**EXERCISE:** State the number of lines that hold the string "title", with nothing added.

##### DATA FOR THE TASK #####

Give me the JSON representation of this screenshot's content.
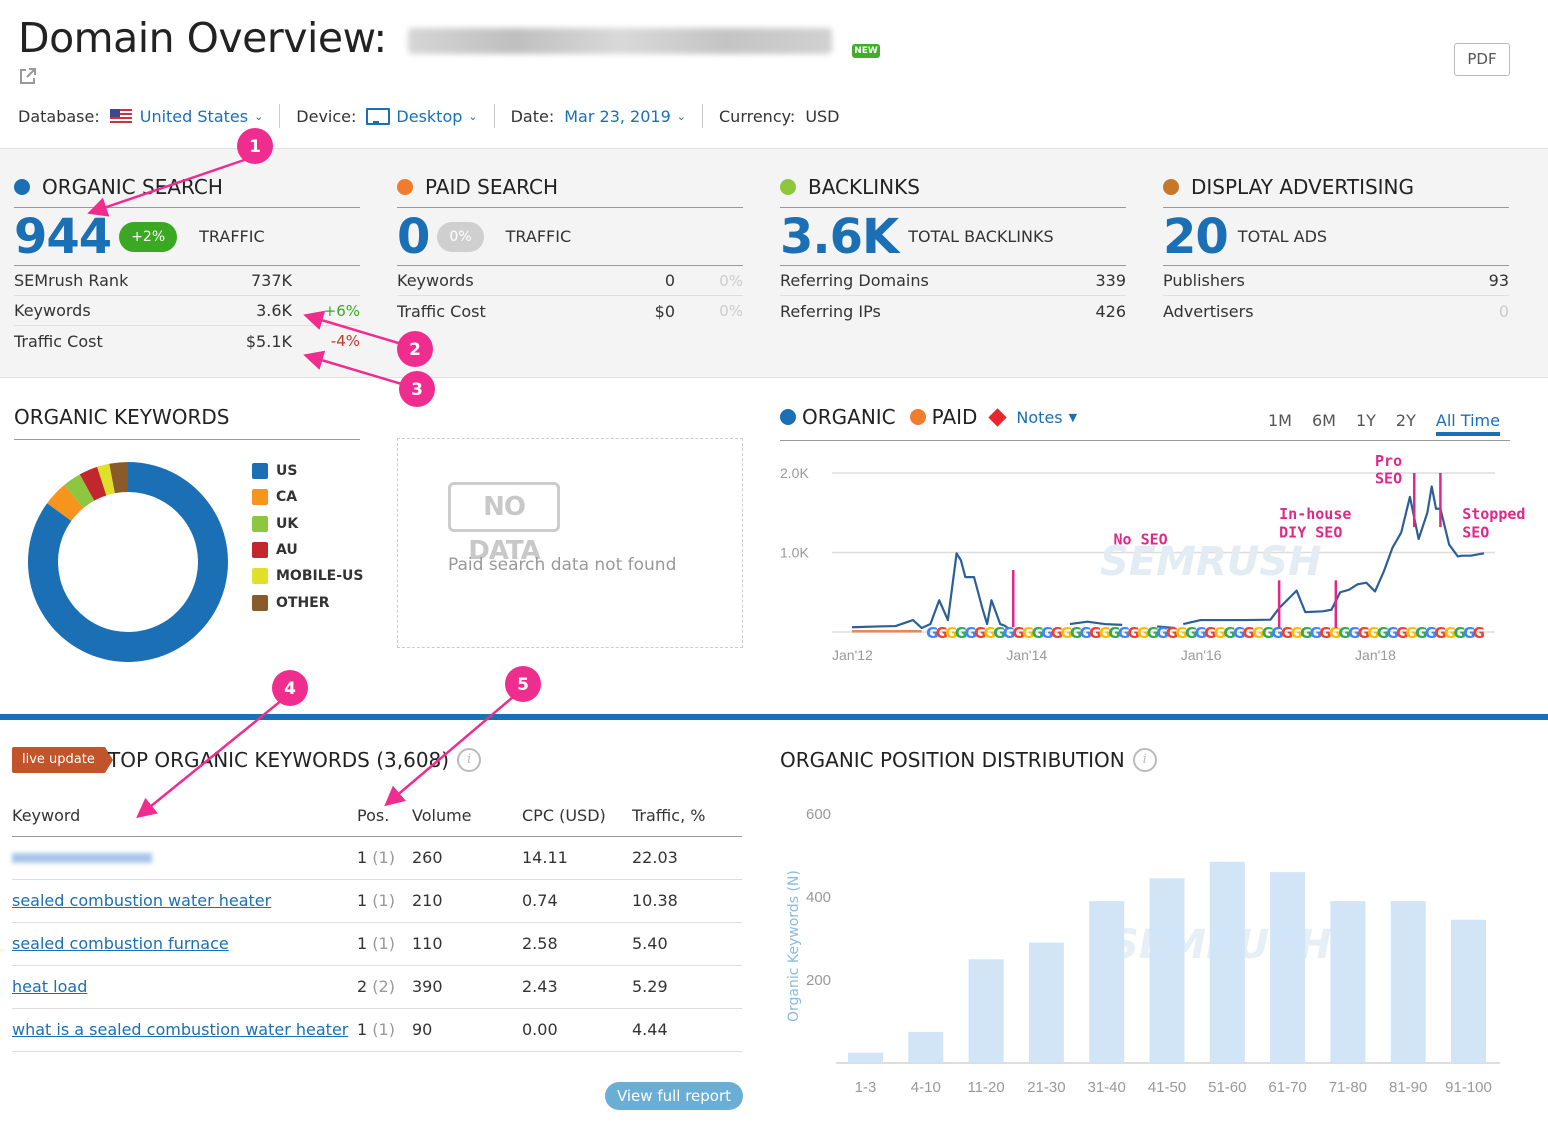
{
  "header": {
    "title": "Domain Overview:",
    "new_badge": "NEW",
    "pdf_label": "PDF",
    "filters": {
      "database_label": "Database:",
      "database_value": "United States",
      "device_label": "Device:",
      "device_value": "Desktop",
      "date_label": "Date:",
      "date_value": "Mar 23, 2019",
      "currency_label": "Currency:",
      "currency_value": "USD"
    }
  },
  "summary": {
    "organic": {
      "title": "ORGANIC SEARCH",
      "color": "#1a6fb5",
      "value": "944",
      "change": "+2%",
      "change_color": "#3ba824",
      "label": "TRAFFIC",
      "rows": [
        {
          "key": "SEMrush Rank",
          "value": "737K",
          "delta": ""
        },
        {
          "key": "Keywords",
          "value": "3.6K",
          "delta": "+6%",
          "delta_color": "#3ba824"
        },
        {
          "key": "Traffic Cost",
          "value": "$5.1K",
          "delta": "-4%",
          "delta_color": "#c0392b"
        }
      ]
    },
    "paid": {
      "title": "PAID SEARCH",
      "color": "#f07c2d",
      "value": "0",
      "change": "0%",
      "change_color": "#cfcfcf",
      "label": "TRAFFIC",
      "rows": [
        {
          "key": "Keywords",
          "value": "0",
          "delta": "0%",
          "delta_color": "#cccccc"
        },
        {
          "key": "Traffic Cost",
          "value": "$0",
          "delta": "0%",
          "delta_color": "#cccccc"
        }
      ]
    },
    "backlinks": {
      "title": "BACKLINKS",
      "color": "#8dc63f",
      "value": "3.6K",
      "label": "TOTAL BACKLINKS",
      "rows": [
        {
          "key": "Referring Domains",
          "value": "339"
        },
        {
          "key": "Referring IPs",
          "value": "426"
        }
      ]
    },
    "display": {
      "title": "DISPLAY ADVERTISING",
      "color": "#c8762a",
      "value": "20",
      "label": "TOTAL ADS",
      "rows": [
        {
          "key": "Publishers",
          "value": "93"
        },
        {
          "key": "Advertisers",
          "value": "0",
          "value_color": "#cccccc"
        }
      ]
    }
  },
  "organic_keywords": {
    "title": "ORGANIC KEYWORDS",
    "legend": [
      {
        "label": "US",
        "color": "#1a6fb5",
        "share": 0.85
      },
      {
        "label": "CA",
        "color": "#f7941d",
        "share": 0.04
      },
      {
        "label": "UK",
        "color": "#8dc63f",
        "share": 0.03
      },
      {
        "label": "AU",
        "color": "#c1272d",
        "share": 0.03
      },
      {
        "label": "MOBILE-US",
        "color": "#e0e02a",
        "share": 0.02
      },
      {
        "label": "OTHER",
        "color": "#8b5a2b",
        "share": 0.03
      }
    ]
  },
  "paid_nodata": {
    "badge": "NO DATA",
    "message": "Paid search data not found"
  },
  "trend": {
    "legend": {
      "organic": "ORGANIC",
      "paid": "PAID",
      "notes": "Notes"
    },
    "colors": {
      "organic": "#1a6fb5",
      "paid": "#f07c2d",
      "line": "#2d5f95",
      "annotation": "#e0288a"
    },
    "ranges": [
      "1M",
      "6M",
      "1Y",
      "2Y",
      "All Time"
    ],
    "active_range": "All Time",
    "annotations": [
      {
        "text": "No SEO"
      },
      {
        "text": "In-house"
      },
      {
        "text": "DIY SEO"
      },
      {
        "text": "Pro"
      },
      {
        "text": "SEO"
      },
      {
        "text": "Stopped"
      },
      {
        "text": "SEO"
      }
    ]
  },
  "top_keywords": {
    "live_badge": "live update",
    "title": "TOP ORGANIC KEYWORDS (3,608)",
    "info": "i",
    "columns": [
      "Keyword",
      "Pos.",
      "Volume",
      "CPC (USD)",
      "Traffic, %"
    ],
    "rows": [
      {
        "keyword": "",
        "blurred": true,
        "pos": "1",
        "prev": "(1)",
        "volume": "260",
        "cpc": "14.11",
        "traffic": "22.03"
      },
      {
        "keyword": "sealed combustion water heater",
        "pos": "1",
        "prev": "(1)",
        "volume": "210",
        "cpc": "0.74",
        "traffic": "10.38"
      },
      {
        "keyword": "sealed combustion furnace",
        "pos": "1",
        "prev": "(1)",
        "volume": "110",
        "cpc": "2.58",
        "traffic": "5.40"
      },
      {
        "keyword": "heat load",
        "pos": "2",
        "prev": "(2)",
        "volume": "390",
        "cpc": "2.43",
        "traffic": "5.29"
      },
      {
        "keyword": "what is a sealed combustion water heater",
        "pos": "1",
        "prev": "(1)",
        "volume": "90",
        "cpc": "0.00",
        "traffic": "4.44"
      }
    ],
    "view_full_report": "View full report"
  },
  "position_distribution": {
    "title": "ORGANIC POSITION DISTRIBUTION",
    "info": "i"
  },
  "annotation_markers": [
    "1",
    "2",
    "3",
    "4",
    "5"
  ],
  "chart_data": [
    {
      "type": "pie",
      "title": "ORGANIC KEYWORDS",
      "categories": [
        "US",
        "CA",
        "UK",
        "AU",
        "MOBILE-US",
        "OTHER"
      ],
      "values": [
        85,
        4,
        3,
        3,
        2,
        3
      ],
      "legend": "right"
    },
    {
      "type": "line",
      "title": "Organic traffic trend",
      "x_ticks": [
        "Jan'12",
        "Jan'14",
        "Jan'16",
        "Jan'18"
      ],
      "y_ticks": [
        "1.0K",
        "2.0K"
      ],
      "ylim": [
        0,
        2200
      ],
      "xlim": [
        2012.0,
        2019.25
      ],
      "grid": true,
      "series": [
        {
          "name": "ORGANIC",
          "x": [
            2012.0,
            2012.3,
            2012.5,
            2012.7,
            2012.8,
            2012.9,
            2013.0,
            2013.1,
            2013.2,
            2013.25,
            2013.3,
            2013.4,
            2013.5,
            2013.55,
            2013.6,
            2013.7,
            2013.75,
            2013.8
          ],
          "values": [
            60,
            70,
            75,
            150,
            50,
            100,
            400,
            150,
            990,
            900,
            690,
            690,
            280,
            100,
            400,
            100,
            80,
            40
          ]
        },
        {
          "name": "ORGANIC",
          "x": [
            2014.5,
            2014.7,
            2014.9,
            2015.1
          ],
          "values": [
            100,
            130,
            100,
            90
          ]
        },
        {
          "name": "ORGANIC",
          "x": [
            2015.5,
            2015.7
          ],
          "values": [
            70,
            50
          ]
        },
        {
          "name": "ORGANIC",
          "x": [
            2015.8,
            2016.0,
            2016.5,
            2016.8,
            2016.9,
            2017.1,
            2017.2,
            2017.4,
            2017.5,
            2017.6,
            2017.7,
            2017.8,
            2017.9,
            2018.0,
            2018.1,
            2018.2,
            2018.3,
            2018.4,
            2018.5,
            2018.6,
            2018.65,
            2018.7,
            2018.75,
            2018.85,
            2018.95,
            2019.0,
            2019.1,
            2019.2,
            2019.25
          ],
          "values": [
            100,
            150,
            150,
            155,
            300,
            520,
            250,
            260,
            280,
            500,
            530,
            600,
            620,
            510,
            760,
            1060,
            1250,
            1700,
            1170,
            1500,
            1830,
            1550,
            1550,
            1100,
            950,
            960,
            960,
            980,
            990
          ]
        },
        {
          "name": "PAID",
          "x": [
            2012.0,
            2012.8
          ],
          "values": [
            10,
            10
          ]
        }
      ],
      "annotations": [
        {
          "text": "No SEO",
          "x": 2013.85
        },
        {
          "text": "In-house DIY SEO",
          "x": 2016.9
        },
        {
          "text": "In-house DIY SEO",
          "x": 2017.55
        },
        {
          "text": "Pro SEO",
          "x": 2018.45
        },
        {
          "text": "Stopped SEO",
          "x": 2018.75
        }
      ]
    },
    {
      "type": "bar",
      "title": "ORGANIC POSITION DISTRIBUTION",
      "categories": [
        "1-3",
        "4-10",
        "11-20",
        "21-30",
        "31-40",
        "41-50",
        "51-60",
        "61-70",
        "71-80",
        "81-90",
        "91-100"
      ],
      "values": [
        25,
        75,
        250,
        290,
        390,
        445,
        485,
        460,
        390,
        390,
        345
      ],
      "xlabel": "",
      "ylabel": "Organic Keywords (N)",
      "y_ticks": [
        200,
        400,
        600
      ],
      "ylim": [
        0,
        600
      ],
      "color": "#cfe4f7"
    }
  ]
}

#####

**REPLY:** 11